* **ACTIVITY**:
Check every line of the data below for the word "Francavilla". Copy the ones that have it.

* **AVAILABLE DATA**:
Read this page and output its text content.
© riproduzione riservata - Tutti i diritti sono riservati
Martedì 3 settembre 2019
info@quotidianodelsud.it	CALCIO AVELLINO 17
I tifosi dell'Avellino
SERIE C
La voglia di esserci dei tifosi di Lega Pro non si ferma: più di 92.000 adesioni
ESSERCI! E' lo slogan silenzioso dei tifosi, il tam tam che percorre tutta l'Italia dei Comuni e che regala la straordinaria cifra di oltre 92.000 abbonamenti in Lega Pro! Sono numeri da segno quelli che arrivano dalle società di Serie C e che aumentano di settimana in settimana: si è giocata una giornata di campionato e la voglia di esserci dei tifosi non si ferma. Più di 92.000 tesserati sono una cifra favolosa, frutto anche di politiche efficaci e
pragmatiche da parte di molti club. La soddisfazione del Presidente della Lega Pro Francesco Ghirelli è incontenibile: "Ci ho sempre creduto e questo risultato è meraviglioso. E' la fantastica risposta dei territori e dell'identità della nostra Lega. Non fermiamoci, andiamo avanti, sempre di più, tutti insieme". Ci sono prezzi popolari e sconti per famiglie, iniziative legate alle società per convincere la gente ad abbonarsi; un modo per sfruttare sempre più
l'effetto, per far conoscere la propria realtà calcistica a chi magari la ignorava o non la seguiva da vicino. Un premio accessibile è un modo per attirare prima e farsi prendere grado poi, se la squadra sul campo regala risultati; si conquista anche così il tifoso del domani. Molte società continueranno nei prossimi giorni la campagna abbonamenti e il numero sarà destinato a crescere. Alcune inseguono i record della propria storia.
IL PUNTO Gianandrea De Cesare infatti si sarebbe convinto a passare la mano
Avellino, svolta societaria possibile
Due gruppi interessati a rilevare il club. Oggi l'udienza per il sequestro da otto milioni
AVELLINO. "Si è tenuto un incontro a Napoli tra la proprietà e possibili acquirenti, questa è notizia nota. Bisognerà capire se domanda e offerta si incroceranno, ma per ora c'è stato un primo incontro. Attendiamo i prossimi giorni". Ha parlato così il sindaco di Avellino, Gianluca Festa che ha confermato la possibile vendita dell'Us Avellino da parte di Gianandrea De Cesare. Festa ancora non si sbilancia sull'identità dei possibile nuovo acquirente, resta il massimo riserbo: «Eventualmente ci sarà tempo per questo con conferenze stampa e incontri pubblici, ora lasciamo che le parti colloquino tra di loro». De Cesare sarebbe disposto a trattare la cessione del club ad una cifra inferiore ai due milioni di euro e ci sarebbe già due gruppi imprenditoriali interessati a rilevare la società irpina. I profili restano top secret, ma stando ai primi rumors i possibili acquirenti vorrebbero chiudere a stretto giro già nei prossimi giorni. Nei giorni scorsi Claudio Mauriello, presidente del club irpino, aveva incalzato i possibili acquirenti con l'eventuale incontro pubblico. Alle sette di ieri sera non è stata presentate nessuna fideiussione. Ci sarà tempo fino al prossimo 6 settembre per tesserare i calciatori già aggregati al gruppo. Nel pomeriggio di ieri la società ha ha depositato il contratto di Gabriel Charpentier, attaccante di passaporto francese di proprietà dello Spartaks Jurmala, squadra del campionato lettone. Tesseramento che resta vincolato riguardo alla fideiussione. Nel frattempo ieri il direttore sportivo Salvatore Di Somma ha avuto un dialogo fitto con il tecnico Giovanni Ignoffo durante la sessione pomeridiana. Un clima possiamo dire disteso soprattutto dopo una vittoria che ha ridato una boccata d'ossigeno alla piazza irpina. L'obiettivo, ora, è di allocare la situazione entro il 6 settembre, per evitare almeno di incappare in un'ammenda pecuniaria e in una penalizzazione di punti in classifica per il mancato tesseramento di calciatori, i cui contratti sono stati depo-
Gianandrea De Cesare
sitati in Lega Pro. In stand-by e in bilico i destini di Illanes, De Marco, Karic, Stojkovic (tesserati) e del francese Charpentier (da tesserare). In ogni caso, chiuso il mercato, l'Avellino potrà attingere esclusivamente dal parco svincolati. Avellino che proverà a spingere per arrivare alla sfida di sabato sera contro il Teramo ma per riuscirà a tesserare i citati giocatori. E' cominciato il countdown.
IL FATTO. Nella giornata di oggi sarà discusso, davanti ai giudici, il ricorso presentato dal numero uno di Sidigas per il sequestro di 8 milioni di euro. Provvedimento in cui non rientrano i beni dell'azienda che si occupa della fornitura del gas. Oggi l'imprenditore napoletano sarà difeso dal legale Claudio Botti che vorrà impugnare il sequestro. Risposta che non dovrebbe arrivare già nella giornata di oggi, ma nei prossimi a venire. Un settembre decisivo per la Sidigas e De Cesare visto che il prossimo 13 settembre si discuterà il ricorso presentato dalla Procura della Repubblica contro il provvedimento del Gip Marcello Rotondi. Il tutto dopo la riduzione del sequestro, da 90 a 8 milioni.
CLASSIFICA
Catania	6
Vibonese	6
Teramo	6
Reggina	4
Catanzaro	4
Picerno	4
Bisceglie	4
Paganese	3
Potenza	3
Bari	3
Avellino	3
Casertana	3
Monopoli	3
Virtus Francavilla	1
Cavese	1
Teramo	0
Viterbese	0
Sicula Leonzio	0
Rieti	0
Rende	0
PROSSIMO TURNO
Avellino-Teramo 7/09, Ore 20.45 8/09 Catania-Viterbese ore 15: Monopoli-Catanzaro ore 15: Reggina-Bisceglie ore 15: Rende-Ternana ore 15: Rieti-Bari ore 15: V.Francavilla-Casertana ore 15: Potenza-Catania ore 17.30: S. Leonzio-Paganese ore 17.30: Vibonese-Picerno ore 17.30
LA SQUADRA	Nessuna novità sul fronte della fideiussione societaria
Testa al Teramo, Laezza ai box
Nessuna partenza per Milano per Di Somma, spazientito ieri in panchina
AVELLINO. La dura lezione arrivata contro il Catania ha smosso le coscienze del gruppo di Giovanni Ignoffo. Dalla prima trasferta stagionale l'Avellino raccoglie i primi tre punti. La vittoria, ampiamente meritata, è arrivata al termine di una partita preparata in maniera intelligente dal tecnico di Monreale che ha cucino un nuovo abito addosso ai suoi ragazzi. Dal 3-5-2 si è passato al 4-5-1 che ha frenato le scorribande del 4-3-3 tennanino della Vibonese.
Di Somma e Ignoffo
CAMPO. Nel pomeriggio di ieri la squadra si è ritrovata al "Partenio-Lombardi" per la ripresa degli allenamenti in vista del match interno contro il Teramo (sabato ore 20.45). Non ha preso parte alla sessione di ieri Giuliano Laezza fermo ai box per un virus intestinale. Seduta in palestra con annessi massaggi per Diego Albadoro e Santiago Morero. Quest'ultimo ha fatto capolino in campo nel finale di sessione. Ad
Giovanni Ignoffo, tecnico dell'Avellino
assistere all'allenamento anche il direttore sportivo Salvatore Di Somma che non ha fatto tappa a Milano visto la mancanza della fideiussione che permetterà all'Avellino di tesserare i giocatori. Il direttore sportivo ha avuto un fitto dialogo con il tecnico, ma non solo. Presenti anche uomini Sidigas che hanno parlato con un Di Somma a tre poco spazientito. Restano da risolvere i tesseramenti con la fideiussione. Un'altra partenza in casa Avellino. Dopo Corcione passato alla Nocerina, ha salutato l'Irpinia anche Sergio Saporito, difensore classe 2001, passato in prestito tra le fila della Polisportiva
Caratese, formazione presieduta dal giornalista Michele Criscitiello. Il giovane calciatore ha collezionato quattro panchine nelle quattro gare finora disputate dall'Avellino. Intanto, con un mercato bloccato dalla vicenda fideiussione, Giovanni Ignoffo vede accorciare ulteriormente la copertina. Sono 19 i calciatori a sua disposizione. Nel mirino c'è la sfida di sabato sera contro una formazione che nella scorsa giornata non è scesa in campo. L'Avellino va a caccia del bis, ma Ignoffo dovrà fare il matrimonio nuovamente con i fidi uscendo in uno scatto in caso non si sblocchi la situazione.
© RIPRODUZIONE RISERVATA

* **RESPONSE FOR THIS EXERCISE**:
Virtus Francavilla	1
Avellino-Teramo 7/09, Ore 20.45 8/09 Catania-Viterbese ore 15: Monopoli-Catanzaro ore 15: Reggina-Bisceglie ore 15: Rende-Ternana ore 15: Rieti-Bari ore 15: V.Francavilla-Casertana ore 15: Potenza-Catania ore 17.30: S. Leonzio-Paganese ore 17.30: Vibonese-Picerno ore 17.30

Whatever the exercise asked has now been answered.